Direction:
State how many lines hold the word "detached", with no other words.

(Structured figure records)
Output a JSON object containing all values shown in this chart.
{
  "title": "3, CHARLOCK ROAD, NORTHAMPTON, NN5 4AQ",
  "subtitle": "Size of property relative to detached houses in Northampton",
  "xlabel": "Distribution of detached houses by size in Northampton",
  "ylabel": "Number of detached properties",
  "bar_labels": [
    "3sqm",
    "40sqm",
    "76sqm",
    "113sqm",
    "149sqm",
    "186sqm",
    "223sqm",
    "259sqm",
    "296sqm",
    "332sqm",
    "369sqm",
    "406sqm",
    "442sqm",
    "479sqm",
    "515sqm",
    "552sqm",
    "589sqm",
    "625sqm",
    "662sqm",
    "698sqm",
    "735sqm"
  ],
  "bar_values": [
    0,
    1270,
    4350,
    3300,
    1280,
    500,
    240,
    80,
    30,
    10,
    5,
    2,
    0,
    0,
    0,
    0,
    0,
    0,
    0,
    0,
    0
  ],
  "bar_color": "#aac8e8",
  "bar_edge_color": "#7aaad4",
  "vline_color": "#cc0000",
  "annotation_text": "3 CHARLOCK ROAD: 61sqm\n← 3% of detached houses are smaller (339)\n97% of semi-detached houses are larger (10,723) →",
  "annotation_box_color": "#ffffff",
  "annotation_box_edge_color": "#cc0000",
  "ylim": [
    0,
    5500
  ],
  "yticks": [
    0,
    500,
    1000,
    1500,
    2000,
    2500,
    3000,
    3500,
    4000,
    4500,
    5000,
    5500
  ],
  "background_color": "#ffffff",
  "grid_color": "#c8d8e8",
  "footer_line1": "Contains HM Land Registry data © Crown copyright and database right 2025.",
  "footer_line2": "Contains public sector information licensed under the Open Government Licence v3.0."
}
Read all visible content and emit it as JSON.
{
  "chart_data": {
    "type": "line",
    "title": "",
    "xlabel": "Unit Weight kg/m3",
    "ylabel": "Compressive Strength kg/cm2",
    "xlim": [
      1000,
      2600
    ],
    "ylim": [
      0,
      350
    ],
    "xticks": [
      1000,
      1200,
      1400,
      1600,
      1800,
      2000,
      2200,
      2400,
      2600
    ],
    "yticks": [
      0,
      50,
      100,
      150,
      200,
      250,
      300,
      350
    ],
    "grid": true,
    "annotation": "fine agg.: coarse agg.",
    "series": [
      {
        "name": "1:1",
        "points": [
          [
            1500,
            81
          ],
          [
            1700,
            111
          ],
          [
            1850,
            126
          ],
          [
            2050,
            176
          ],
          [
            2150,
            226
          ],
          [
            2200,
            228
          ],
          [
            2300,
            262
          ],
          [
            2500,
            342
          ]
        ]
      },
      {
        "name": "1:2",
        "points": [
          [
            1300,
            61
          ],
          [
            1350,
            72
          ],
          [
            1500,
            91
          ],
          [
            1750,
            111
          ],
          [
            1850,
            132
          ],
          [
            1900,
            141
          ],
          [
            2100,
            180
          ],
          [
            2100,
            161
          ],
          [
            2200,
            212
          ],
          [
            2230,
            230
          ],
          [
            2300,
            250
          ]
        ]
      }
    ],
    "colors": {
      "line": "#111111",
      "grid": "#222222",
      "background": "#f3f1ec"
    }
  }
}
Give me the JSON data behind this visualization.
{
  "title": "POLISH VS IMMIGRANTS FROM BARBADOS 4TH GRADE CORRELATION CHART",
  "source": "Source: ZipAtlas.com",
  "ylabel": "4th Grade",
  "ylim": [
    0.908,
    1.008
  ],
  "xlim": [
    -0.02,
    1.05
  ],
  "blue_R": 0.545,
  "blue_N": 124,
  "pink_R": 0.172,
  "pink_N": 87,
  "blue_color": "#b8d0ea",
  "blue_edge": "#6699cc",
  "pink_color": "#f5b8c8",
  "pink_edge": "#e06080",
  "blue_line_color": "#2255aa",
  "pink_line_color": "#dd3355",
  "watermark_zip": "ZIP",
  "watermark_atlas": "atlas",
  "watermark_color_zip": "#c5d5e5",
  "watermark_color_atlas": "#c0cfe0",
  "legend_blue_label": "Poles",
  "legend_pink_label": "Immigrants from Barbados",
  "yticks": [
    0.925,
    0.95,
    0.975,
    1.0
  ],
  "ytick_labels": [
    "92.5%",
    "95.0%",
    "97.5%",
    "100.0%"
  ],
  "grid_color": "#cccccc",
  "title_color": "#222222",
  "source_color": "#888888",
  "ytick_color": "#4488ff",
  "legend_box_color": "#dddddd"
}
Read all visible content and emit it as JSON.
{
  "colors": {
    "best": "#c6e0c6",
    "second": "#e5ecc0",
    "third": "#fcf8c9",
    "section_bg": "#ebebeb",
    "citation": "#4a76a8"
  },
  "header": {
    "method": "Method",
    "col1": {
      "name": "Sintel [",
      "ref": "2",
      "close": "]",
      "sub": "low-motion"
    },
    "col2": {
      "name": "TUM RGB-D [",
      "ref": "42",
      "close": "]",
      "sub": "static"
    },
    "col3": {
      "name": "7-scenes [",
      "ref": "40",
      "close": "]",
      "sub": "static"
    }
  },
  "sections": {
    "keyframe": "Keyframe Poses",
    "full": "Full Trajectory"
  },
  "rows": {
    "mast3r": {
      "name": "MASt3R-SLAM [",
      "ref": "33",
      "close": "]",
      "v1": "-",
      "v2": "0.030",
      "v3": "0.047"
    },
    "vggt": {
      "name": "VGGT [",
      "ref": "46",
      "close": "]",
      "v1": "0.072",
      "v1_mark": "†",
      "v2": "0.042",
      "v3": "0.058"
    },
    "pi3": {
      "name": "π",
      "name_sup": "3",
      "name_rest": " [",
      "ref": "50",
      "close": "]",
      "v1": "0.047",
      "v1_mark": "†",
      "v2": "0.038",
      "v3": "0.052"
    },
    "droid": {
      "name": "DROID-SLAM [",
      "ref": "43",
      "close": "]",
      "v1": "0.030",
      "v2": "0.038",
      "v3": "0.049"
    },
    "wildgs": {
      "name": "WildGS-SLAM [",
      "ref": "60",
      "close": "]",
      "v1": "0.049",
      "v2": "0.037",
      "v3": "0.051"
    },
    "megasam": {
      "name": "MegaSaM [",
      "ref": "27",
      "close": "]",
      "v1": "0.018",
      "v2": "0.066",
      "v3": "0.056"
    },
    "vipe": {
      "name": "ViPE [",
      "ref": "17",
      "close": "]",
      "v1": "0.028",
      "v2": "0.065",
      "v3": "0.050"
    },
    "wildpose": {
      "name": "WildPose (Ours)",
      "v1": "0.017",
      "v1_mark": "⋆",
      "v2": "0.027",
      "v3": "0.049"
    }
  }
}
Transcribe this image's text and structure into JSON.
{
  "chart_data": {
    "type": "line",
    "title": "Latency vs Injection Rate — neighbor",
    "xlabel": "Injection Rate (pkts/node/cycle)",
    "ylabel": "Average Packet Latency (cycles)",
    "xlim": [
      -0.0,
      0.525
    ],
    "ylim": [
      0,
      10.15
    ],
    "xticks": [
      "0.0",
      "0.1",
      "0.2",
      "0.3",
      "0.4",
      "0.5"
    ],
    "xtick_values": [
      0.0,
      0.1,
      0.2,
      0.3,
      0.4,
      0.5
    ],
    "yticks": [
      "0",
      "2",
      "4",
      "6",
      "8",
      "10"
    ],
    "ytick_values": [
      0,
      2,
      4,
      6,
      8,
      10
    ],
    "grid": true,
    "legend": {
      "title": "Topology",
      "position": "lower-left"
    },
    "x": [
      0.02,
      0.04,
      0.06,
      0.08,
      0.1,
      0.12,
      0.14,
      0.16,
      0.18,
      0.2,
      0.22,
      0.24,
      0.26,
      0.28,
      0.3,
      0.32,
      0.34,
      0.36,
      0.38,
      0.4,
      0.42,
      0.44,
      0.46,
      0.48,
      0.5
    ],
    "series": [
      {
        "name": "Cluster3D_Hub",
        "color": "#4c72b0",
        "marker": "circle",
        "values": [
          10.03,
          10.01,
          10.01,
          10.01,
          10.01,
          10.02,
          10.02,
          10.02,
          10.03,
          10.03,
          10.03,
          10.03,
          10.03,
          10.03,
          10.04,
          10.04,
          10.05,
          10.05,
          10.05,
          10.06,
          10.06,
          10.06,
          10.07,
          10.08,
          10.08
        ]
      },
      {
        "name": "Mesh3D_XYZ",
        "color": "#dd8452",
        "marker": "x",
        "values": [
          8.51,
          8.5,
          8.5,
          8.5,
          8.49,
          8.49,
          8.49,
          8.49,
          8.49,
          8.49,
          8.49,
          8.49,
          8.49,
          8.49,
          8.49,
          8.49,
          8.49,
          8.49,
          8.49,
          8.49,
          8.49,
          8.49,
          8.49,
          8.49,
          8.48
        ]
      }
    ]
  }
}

Complete output:
4